→ **Instructions to follow**
Locate every line in the material below that has the word "marker". Copy each of those lines.

→ **Given data**
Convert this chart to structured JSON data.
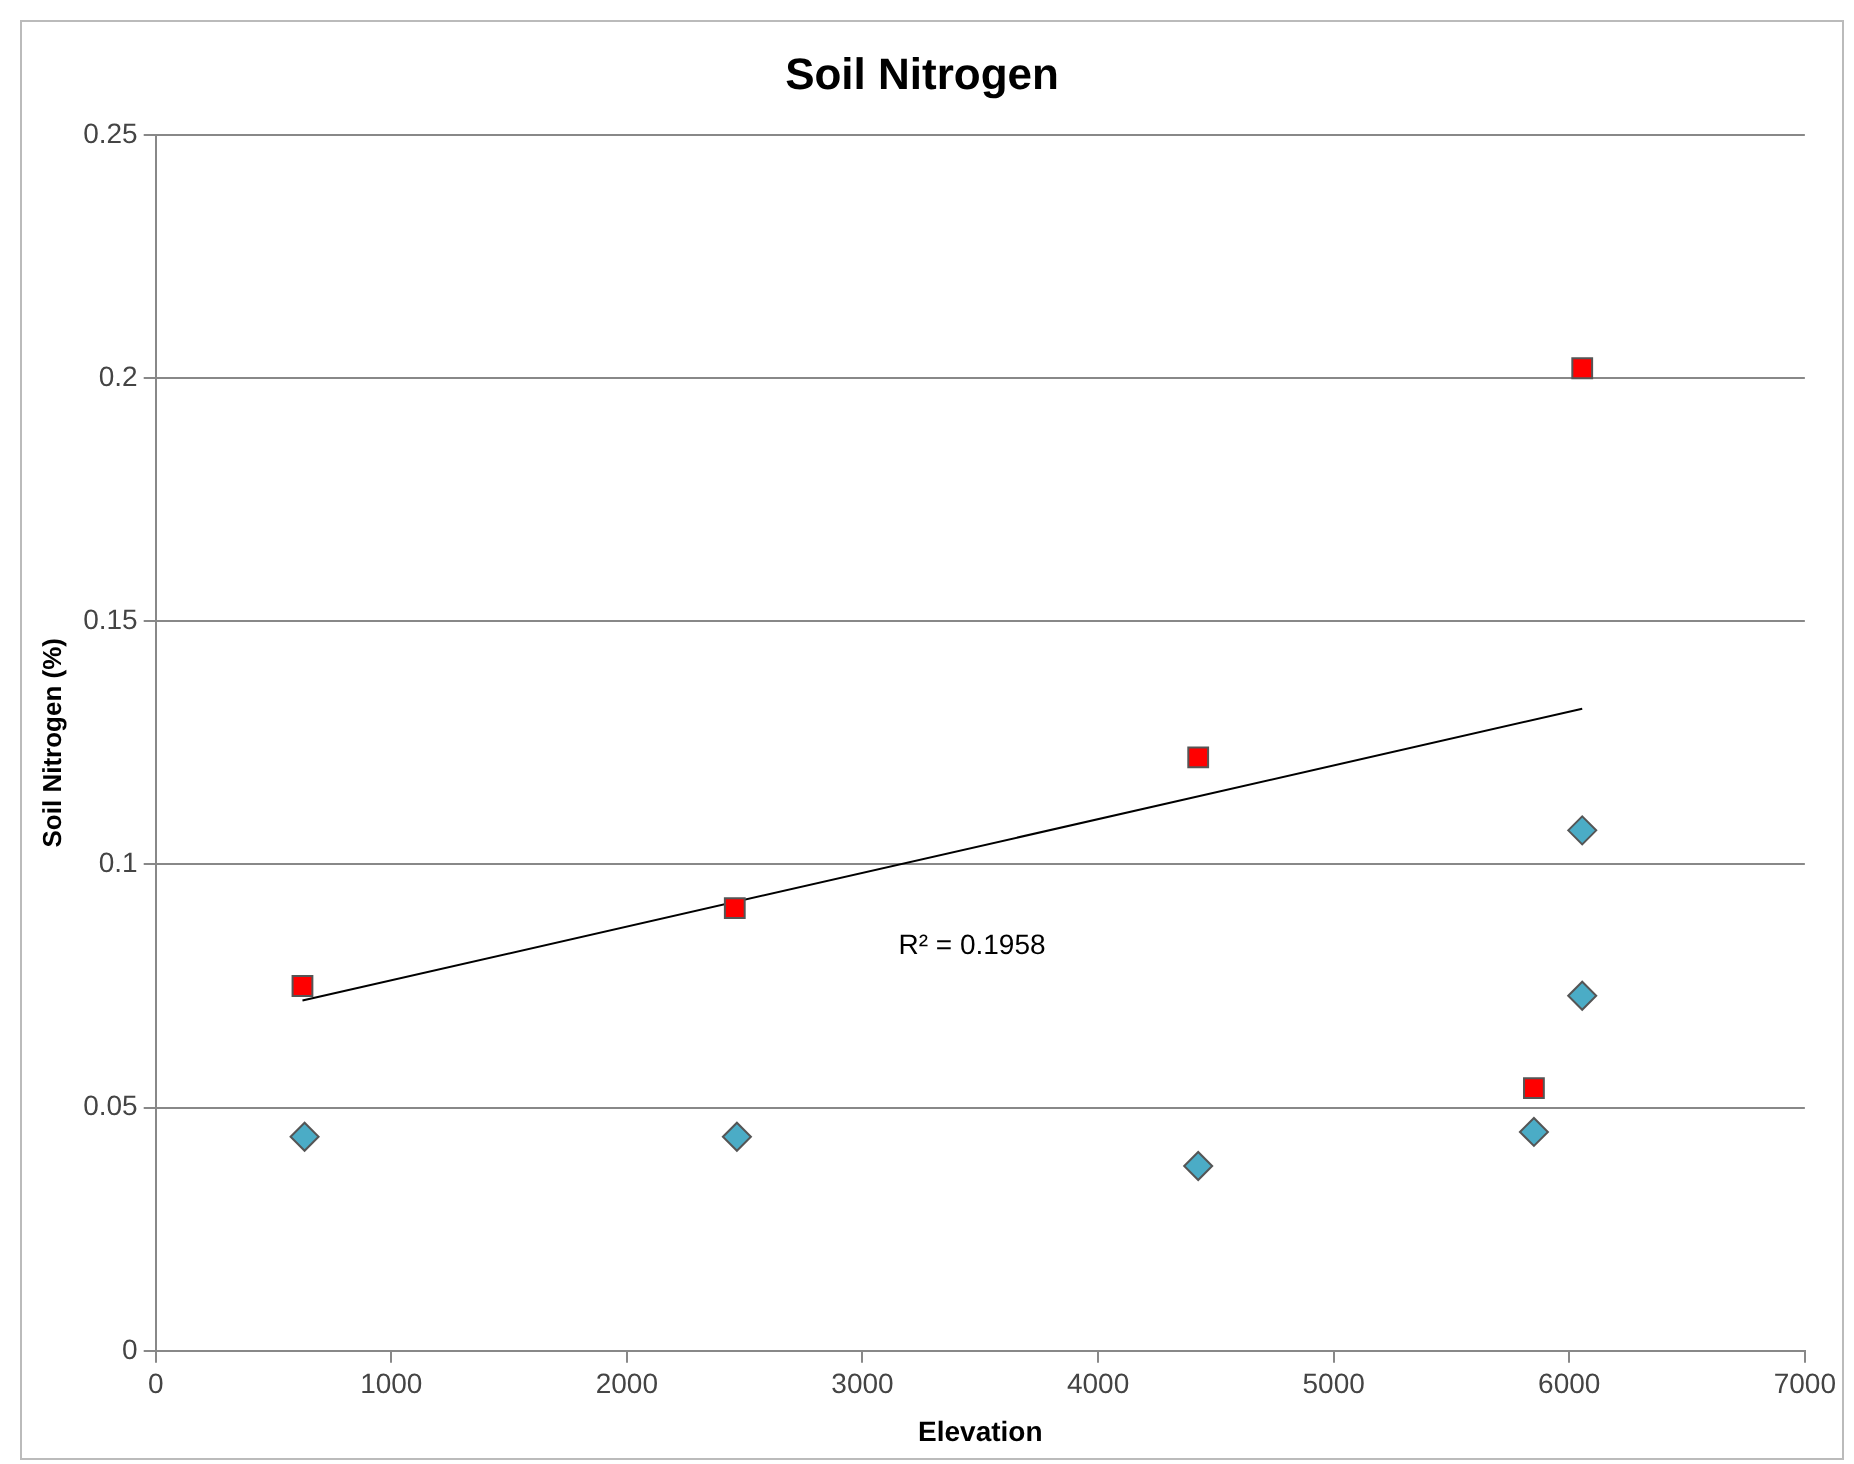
{
  "chart_data": {
    "type": "scatter",
    "title": "Soil Nitrogen",
    "xlabel": "Elevation",
    "ylabel": "Soil Nitrogen (%)",
    "xlim": [
      0,
      7000
    ],
    "xticks": [
      0,
      1000,
      2000,
      3000,
      4000,
      5000,
      6000,
      7000
    ],
    "ylim": [
      0,
      0.25
    ],
    "yticks": [
      0,
      0.05,
      0.1,
      0.15,
      0.2,
      0.25
    ],
    "grid": "y",
    "legend": false,
    "series": [
      {
        "color": "#ff0000",
        "marker": "square",
        "x": [
          623,
          2458,
          4425,
          5850,
          6055
        ],
        "values": [
          0.075,
          0.091,
          0.122,
          0.054,
          0.202
        ]
      },
      {
        "color": "#4bacc6",
        "marker": "diamond",
        "x": [
          632,
          2467,
          4425,
          5850,
          6055,
          6055
        ],
        "values": [
          0.044,
          0.044,
          0.038,
          0.045,
          0.107,
          0.073
        ]
      },
      {
        "type": "line",
        "color": "#000000",
        "marker": "none",
        "x": [
          623,
          6055
        ],
        "values": [
          0.072,
          0.132
        ]
      }
    ],
    "annotations": [
      "R² = 0.1958"
    ]
  }
}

→ **Exercise response**
        "marker": "square",
        "marker": "diamond",
        "marker": "none",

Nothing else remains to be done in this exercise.